**Records contained in a dataset:**
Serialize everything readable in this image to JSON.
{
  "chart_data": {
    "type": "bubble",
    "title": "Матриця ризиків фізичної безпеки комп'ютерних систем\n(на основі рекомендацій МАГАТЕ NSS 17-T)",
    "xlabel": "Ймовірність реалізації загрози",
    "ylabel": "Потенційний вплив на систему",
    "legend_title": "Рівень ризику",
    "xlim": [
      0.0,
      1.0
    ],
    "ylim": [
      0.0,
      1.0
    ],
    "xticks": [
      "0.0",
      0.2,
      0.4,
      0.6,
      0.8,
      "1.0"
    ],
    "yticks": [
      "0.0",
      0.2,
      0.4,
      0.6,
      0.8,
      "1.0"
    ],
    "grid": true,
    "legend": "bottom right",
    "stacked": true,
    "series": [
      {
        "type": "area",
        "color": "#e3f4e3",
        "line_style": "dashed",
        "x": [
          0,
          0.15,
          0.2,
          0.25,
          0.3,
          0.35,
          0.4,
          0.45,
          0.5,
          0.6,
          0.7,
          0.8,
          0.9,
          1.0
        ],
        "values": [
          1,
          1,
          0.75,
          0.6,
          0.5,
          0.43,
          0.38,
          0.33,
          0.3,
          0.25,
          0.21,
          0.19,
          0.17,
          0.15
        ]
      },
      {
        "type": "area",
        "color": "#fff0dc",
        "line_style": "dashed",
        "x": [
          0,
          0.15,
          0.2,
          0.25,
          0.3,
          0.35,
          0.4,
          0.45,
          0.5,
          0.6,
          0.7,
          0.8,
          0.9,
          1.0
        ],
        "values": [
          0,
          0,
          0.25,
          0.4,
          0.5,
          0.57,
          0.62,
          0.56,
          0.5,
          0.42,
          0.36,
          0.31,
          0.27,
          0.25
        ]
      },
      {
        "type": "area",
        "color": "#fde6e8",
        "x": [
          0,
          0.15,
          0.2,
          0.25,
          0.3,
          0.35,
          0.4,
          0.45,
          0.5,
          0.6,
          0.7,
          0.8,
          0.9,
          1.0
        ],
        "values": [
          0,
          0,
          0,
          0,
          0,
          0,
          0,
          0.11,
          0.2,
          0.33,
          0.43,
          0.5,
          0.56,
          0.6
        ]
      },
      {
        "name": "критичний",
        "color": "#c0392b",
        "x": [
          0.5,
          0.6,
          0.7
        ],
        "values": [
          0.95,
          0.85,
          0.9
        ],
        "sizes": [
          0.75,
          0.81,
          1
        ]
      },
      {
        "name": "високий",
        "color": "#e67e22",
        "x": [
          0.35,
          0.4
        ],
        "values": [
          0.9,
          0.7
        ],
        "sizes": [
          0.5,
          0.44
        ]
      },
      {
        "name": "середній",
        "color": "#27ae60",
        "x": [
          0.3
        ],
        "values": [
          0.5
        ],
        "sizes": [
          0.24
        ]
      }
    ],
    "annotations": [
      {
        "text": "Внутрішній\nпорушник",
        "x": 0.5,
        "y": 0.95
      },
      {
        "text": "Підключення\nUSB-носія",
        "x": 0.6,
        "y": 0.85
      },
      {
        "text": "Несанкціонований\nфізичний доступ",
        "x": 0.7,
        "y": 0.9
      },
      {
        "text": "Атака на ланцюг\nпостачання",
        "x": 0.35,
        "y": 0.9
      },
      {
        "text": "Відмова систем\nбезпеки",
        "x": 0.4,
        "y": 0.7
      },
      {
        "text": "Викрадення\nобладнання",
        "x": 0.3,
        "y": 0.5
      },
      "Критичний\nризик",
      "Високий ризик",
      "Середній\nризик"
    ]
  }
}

**What is needed:** Return the material in full, exactly as shown.

**Exercise response:**
Serialize everything readable in this image to JSON.
{
  "chart_data": {
    "type": "bubble",
    "title": "Матриця ризиків фізичної безпеки комп'ютерних систем\n(на основі рекомендацій МАГАТЕ NSS 17-T)",
    "xlabel": "Ймовірність реалізації загрози",
    "ylabel": "Потенційний вплив на систему",
    "legend_title": "Рівень ризику",
    "xlim": [
      0.0,
      1.0
    ],
    "ylim": [
      0.0,
      1.0
    ],
    "xticks": [
      "0.0",
      0.2,
      0.4,
      0.6,
      0.8,
      "1.0"
    ],
    "yticks": [
      "0.0",
      0.2,
      0.4,
      0.6,
      0.8,
      "1.0"
    ],
    "grid": true,
    "legend": "bottom right",
    "stacked": true,
    "series": [
      {
        "type": "area",
        "color": "#e3f4e3",
        "line_style": "dashed",
        "x": [
          0,
          0.15,
          0.2,
          0.25,
          0.3,
          0.35,
          0.4,
          0.45,
          0.5,
          0.6,
          0.7,
          0.8,
          0.9,
          1.0
        ],
        "values": [
          1,
          1,
          0.75,
          0.6,
          0.5,
          0.43,
          0.38,
          0.33,
          0.3,
          0.25,
          0.21,
          0.19,
          0.17,
          0.15
        ]
      },
      {
        "type": "area",
        "color": "#fff0dc",
        "line_style": "dashed",
        "x": [
          0,
          0.15,
          0.2,
          0.25,
          0.3,
          0.35,
          0.4,
          0.45,
          0.5,
          0.6,
          0.7,
          0.8,
          0.9,
          1.0
        ],
        "values": [
          0,
          0,
          0.25,
          0.4,
          0.5,
          0.57,
          0.62,
          0.56,
          0.5,
          0.42,
          0.36,
          0.31,
          0.27,
          0.25
        ]
      },
      {
        "type": "area",
        "color": "#fde6e8",
        "x": [
          0,
          0.15,
          0.2,
          0.25,
          0.3,
          0.35,
          0.4,
          0.45,
          0.5,
          0.6,
          0.7,
          0.8,
          0.9,
          1.0
        ],
        "values": [
          0,
          0,
          0,
          0,
          0,
          0,
          0,
          0.11,
          0.2,
          0.33,
          0.43,
          0.5,
          0.56,
          0.6
        ]
      },
      {
        "name": "критичний",
        "color": "#c0392b",
        "x": [
          0.5,
          0.6,
          0.7
        ],
        "values": [
          0.95,
          0.85,
          0.9
        ],
        "sizes": [
          0.75,
          0.81,
          1
        ]
      },
      {
        "name": "високий",
        "color": "#e67e22",
        "x": [
          0.35,
          0.4
        ],
        "values": [
          0.9,
          0.7
        ],
        "sizes": [
          0.5,
          0.44
        ]
      },
      {
        "name": "середній",
        "color": "#27ae60",
        "x": [
          0.3
        ],
        "values": [
          0.5
        ],
        "sizes": [
          0.24
        ]
      }
    ],
    "annotations": [
      {
        "text": "Внутрішній\nпорушник",
        "x": 0.5,
        "y": 0.95
      },
      {
        "text": "Підключення\nUSB-носія",
        "x": 0.6,
        "y": 0.85
      },
      {
        "text": "Несанкціонований\nфізичний доступ",
        "x": 0.7,
        "y": 0.9
      },
      {
        "text": "Атака на ланцюг\nпостачання",
        "x": 0.35,
        "y": 0.9
      },
      {
        "text": "Відмова систем\nбезпеки",
        "x": 0.4,
        "y": 0.7
      },
      {
        "text": "Викрадення\nобладнання",
        "x": 0.3,
        "y": 0.5
      },
      "Критичний\nризик",
      "Високий ризик",
      "Середній\nризик"
    ]
  }
}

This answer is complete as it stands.